## [To do]
Locate each line with the string "open" in the listing below and copy it.

(Dataset records)
-- begin --

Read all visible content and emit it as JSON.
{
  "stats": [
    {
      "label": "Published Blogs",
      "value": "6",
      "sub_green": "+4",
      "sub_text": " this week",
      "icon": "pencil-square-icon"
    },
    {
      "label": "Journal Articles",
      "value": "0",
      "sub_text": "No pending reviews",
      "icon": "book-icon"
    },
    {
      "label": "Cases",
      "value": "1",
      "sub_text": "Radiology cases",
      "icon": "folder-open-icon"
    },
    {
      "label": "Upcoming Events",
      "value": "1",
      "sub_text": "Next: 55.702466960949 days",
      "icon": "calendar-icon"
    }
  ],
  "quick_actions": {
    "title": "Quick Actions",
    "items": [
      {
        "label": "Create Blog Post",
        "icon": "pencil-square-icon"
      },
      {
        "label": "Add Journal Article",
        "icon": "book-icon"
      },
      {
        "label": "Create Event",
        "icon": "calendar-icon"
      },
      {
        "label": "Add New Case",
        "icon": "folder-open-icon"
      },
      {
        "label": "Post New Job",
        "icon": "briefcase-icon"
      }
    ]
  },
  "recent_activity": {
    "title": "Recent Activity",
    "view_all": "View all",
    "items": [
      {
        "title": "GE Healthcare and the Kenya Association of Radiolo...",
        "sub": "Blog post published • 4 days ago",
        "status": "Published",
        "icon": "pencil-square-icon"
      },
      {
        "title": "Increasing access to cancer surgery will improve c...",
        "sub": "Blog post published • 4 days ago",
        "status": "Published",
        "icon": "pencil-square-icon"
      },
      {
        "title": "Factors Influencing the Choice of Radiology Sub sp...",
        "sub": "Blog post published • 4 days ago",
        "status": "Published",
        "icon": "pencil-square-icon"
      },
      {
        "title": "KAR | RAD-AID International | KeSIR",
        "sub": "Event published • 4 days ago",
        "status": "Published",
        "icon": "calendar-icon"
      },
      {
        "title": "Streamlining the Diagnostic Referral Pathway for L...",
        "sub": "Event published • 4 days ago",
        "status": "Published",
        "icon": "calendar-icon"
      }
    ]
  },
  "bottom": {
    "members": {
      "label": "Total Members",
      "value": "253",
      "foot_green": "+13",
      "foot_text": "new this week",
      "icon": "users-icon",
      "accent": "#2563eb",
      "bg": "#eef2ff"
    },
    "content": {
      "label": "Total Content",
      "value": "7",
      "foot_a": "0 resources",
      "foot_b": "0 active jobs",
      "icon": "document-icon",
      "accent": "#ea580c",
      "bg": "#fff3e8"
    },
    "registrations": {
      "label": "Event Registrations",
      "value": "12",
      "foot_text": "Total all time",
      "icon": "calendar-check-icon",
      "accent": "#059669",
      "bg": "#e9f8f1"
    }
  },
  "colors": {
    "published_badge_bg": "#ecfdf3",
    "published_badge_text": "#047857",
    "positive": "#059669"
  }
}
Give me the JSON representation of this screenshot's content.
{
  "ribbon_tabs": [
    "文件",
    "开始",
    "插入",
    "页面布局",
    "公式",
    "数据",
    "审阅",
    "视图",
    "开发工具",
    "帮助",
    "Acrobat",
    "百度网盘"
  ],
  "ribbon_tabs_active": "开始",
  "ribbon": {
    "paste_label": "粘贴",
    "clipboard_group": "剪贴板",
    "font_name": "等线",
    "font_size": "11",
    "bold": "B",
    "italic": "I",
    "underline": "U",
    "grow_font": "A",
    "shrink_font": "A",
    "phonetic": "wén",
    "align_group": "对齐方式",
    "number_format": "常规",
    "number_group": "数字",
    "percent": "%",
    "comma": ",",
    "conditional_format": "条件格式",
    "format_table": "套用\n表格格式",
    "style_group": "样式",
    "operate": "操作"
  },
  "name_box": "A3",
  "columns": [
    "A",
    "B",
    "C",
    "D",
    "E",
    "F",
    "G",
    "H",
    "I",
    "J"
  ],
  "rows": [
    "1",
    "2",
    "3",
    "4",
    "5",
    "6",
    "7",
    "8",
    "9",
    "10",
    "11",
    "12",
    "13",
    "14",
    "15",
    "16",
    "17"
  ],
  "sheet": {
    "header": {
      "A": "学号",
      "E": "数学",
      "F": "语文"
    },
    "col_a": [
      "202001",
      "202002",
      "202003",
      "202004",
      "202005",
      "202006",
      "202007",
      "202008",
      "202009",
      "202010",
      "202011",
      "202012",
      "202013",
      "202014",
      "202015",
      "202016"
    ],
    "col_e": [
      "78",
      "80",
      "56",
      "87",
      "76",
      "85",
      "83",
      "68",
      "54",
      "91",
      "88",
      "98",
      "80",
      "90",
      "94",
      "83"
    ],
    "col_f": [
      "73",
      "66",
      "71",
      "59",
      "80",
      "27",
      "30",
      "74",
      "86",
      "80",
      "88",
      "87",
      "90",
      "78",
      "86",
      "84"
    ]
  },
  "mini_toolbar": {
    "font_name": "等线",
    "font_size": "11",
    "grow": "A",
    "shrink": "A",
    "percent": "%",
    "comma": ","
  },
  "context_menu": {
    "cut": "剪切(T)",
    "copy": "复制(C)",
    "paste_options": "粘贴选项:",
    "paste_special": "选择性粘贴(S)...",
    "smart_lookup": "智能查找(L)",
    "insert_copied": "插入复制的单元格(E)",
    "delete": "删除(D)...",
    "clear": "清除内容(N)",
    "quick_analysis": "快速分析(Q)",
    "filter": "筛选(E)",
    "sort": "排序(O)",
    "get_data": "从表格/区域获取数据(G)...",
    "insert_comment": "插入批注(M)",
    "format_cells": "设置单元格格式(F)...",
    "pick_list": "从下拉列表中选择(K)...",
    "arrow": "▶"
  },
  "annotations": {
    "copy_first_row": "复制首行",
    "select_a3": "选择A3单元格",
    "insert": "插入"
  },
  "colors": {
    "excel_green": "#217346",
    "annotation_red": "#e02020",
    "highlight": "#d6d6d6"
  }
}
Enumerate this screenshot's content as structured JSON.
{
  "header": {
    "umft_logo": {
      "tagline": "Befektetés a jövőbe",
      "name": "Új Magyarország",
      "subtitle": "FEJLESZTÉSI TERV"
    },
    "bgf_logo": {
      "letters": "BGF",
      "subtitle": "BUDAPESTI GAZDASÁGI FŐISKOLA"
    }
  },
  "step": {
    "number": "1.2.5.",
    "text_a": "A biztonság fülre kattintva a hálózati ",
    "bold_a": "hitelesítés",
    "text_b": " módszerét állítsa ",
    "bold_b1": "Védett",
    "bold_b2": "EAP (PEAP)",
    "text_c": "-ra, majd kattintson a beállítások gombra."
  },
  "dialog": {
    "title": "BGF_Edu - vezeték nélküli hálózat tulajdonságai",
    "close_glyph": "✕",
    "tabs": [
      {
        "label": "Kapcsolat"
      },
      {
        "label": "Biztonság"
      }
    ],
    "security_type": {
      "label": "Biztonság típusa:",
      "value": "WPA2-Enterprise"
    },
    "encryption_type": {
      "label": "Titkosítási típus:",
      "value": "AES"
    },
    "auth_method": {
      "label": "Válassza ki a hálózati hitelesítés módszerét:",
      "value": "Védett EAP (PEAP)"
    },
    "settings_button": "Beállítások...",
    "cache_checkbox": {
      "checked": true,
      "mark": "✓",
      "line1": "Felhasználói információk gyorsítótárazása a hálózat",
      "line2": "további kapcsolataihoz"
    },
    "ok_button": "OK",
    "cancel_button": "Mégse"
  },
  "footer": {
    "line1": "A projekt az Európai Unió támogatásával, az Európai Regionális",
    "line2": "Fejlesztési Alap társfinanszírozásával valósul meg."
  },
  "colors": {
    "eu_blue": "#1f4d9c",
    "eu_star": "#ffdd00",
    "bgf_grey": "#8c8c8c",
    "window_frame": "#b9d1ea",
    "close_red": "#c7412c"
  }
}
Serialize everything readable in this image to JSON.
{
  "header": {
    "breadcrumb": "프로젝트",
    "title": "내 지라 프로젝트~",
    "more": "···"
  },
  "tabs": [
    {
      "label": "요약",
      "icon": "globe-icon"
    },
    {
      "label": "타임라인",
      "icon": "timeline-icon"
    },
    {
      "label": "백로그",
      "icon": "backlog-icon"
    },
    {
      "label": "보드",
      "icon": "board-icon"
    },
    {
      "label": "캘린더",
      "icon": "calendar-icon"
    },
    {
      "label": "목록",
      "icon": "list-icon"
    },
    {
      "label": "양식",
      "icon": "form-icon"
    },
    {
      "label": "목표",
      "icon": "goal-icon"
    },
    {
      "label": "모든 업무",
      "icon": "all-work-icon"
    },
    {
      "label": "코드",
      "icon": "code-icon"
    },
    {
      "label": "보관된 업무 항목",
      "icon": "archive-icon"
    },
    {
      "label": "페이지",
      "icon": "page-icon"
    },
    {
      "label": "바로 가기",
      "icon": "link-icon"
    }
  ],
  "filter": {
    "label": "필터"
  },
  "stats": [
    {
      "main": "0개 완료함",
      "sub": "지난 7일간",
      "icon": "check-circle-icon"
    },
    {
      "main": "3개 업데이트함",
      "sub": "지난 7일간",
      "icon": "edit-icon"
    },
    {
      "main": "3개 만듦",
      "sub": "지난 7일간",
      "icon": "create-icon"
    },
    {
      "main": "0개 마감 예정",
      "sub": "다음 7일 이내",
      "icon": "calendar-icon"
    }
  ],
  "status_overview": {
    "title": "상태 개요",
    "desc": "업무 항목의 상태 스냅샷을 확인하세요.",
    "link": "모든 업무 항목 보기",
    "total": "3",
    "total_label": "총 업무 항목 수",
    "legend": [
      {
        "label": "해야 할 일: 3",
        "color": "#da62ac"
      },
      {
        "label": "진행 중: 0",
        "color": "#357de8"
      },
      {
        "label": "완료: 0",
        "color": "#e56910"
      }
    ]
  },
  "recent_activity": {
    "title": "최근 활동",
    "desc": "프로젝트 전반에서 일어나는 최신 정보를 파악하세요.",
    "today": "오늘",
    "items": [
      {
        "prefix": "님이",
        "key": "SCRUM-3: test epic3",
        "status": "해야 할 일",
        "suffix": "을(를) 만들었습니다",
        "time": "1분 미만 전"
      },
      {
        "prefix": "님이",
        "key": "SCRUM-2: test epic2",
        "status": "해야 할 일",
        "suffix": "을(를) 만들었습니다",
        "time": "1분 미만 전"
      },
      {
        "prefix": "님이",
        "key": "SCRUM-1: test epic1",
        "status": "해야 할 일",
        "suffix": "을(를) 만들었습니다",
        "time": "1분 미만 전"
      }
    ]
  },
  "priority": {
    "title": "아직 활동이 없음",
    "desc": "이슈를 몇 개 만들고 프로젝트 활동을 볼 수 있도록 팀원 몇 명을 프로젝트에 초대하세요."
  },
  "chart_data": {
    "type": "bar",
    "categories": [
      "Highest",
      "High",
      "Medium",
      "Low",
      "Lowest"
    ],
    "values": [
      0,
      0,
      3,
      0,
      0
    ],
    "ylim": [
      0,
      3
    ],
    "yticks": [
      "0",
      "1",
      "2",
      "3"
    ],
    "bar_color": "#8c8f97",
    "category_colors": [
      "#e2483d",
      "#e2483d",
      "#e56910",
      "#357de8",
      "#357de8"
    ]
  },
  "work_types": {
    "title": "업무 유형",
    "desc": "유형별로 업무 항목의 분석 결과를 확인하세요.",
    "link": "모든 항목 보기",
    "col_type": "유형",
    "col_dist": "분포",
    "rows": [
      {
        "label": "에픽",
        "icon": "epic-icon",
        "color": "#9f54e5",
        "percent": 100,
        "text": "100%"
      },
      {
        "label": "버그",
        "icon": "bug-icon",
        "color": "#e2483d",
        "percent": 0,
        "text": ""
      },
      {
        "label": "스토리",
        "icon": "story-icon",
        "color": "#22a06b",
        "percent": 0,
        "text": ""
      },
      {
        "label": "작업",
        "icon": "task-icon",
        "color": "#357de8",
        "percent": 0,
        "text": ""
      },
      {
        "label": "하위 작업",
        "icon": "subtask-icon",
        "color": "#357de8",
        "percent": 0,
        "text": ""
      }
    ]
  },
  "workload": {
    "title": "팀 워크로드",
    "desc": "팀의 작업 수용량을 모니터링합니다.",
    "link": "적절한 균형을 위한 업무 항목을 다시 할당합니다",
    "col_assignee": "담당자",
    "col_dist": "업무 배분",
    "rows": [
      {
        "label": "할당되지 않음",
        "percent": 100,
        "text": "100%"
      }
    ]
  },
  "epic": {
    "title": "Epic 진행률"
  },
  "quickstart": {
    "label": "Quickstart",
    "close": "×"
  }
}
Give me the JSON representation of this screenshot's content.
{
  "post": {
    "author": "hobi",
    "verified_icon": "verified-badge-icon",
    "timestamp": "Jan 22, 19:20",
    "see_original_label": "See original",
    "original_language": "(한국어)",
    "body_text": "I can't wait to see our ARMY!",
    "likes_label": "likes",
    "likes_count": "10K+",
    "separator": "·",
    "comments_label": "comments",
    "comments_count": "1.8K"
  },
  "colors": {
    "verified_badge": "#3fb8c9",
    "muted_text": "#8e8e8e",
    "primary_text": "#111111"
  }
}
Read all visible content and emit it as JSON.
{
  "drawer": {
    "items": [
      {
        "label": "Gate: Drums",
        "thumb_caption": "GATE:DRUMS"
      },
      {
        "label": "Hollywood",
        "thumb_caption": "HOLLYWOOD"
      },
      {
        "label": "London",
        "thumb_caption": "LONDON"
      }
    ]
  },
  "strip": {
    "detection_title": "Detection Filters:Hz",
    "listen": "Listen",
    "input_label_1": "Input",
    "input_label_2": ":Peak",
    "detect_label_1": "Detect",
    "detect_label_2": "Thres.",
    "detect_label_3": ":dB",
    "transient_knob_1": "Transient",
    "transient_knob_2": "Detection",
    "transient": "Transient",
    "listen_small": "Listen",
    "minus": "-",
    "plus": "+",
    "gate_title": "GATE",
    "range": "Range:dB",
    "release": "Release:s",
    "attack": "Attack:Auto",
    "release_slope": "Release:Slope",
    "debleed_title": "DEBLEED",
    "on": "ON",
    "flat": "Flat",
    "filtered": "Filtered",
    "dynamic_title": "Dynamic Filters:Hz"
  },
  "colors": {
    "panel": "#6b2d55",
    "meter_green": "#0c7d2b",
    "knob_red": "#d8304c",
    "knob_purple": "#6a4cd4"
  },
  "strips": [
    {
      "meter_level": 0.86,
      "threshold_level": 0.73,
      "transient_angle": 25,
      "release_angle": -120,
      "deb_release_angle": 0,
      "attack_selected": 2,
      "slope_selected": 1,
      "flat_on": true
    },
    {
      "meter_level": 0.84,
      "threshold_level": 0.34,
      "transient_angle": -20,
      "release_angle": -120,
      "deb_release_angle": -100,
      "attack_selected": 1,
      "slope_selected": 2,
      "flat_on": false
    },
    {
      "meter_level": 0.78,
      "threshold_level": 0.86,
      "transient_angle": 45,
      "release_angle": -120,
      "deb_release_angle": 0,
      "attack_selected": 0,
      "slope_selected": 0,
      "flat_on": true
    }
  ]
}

-- end --

## [Solution for this problem]
      "icon": "folder-open-icon"
        "icon": "folder-open-icon"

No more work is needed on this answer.